=== Records for the task ===

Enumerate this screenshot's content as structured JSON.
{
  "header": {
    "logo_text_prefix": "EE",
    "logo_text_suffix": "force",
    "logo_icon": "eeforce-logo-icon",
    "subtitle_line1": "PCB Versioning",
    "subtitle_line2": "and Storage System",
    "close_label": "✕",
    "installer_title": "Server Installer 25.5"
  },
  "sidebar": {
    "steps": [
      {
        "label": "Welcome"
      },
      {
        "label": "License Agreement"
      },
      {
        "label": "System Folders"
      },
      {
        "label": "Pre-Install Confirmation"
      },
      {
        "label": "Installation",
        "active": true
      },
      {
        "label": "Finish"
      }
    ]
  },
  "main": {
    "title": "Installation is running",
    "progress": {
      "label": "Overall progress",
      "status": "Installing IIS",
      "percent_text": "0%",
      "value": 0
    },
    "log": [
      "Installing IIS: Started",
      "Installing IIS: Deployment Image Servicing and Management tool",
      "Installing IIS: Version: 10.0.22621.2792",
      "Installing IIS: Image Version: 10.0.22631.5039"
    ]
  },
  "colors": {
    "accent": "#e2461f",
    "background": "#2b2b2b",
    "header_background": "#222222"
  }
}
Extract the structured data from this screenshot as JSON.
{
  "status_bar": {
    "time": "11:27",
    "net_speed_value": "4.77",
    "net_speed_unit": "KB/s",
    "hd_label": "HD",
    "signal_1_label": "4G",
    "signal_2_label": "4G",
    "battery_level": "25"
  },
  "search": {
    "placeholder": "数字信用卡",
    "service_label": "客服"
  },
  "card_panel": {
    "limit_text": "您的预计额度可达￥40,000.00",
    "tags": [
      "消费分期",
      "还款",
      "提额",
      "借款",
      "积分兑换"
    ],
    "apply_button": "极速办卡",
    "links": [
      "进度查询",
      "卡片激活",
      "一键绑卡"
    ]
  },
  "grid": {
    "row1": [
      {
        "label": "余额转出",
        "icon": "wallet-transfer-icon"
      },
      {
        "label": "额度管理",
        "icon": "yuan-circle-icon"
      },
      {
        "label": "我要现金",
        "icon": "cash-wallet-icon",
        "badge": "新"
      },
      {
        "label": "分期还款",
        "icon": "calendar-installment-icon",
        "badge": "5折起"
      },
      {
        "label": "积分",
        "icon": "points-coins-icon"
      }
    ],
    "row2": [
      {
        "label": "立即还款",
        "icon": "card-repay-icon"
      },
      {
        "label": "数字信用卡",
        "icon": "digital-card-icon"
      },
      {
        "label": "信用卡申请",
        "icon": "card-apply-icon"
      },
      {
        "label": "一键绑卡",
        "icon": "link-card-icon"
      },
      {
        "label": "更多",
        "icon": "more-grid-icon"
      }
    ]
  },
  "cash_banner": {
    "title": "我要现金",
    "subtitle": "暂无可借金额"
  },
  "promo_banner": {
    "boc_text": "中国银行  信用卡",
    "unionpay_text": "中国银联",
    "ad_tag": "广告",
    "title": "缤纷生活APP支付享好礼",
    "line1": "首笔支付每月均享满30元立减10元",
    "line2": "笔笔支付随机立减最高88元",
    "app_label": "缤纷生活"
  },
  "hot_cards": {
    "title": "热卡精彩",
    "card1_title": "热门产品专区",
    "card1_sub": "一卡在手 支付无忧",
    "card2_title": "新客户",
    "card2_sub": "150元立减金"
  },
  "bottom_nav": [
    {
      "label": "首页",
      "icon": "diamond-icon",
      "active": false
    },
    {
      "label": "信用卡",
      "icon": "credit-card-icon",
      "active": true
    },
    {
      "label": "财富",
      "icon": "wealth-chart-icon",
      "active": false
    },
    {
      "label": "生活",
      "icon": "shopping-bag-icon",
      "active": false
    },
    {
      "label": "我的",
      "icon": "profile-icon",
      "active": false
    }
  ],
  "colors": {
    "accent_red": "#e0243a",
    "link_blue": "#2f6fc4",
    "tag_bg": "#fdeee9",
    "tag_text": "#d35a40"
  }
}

===

◆ **What the task requires**
From the data above, copy each line that holds "System".

◆ **Response below**
    "subtitle_line2": "and Storage System",
        "label": "System Folders"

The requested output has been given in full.